Task inputs:
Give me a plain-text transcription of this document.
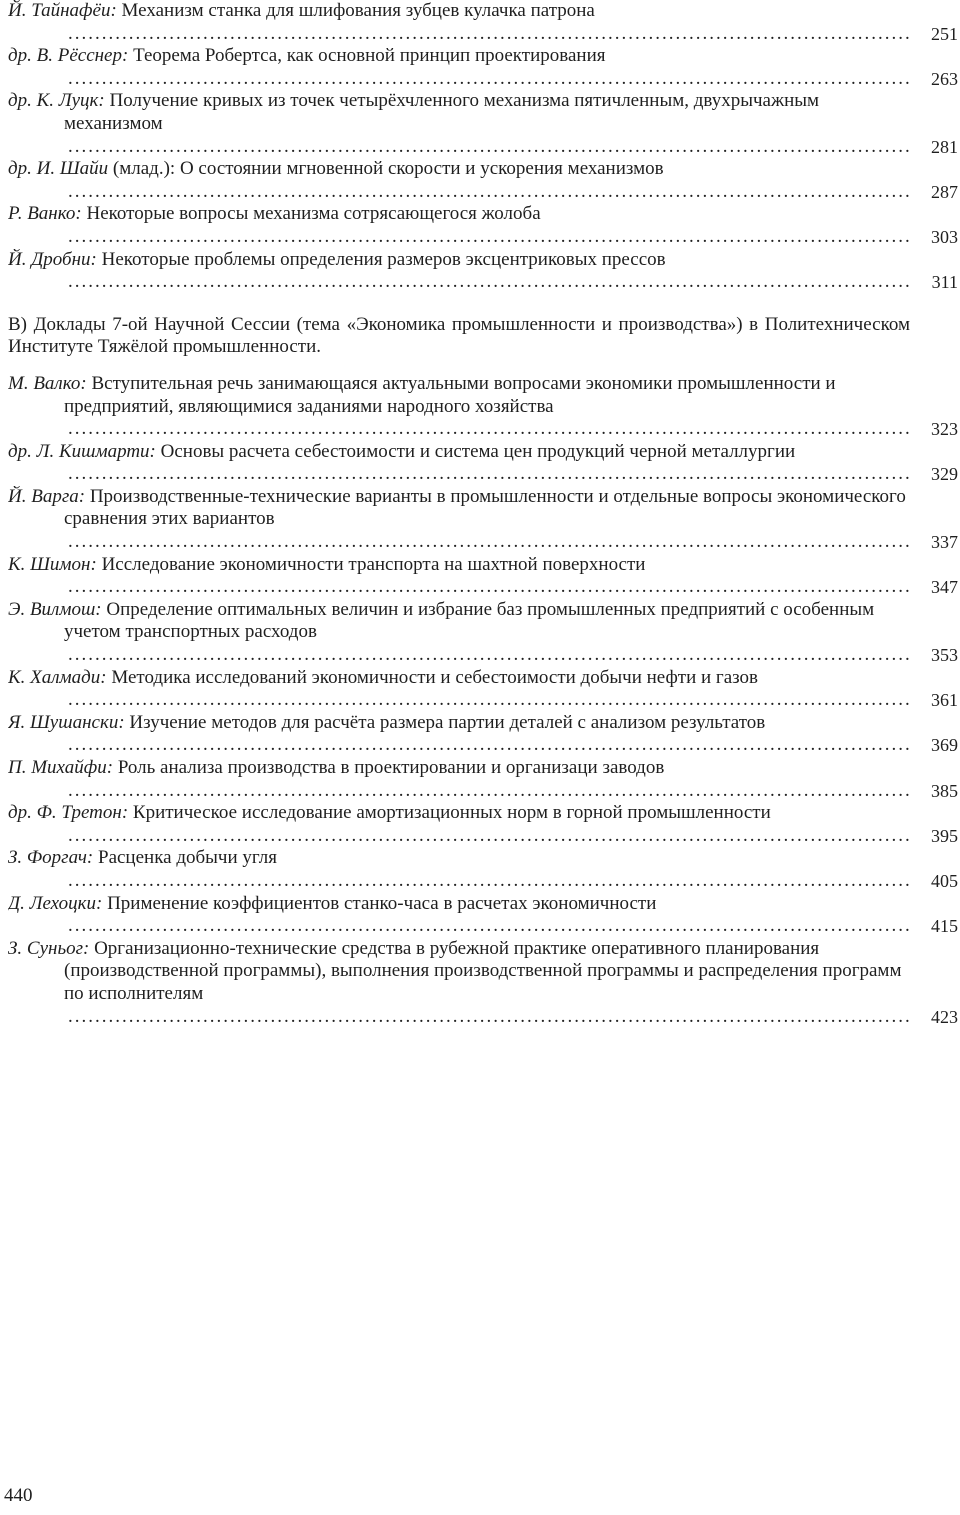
Й. Тайнафёи: Механизм станка для шлифования зубцев кулачка патрона .............................................................................................................................	251
др. В. Рёсснер: Теорема Робертса, как основной принцип проектирования .............................................................................................................................	263
др. К. Луцк: Получение кривых из точек четырёхчленного механизма пятичленным, двухрычажным механизмом .............................................................................................................................	281
др. И. Шайи (млад.): О состоянии мгновенной скорости и ускорения механизмов .............................................................................................................................	287
Р. Ванко: Некоторые вопросы механизма сотрясающегося жолоба .............................................................................................................................	303
Й. Дробни: Некоторые проблемы определения размеров эксцентриковых прессов .............................................................................................................................	311

В) Доклады 7-ой Научной Сессии (тема «Экономика промышленности и производства») в Политехническом Институте Тяжёлой промышленности.

М. Валко: Вступительная речь занимающаяся актуальными вопросами экономики промышленности и предприятий, являющимися заданиями народного хозяйства .............................................................................................................................	323
др. Л. Кишмарти: Основы расчета себестоимости и система цен продукций черной металлургии .............................................................................................................................	329
Й. Варга: Производственные-технические варианты в промышленности и отдельные вопросы экономического сравнения этих вариантов .............................................................................................................................	337
К. Шимон: Исследование экономичности транспорта на шахтной поверхности .............................................................................................................................	347
Э. Вилмош: Определение оптимальных величин и избрание баз промышленных предприятий с особенным учетом транспортных расходов .............................................................................................................................	353
К. Халмади: Методика исследований экономичности и себестоимости добычи нефти и газов .............................................................................................................................	361
Я. Шушански: Изучение методов для расчёта размера партии деталей с анализом результатов .............................................................................................................................	369
П. Михайфи: Роль анализа производства в проектировании и организаци заводов .............................................................................................................................	385
др. Ф. Третон: Критическое исследование амортизационных норм в горной промышленности .............................................................................................................................	395
З. Форгач: Расценка добычи угля .............................................................................................................................	405
Д. Лехоцки: Применение коэффициентов станко-часа в расчетах экономичности .............................................................................................................................	415
З. Суньог: Организационно-технические средства в рубежной практике оперативного планирования (производственной программы), выполнения производственной программы и распределения программ по исполнителям .............................................................................................................................	423
440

What is expected:
Reproduce the entries above word for word. Pictures stay out.

Complete answer:
Give me a plain-text transcription of this document.
Й. Тайнафёи: Механизм станка для шлифования зубцев кулачка патрона .............................................................................................................................	251
др. В. Рёсснер: Теорема Робертса, как основной принцип проектирования .............................................................................................................................	263
др. К. Луцк: Получение кривых из точек четырёхчленного механизма пятичленным, двухрычажным механизмом .............................................................................................................................	281
др. И. Шайи (млад.): О состоянии мгновенной скорости и ускорения механизмов .............................................................................................................................	287
Р. Ванко: Некоторые вопросы механизма сотрясающегося жолоба .............................................................................................................................	303
Й. Дробни: Некоторые проблемы определения размеров эксцентриковых прессов .............................................................................................................................	311

В) Доклады 7-ой Научной Сессии (тема «Экономика промышленности и производства») в Политехническом Институте Тяжёлой промышленности.

М. Валко: Вступительная речь занимающаяся актуальными вопросами экономики промышленности и предприятий, являющимися заданиями народного хозяйства .............................................................................................................................	323
др. Л. Кишмарти: Основы расчета себестоимости и система цен продукций черной металлургии .............................................................................................................................	329
Й. Варга: Производственные-технические варианты в промышленности и отдельные вопросы экономического сравнения этих вариантов .............................................................................................................................	337
К. Шимон: Исследование экономичности транспорта на шахтной поверхности .............................................................................................................................	347
Э. Вилмош: Определение оптимальных величин и избрание баз промышленных предприятий с особенным учетом транспортных расходов .............................................................................................................................	353
К. Халмади: Методика исследований экономичности и себестоимости добычи нефти и газов .............................................................................................................................	361
Я. Шушански: Изучение методов для расчёта размера партии деталей с анализом результатов .............................................................................................................................	369
П. Михайфи: Роль анализа производства в проектировании и организаци заводов .............................................................................................................................	385
др. Ф. Третон: Критическое исследование амортизационных норм в горной промышленности .............................................................................................................................	395
З. Форгач: Расценка добычи угля .............................................................................................................................	405
Д. Лехоцки: Применение коэффициентов станко-часа в расчетах экономичности .............................................................................................................................	415
З. Суньог: Организационно-технические средства в рубежной практике оперативного планирования (производственной программы), выполнения производственной программы и распределения программ по исполнителям .............................................................................................................................	423
440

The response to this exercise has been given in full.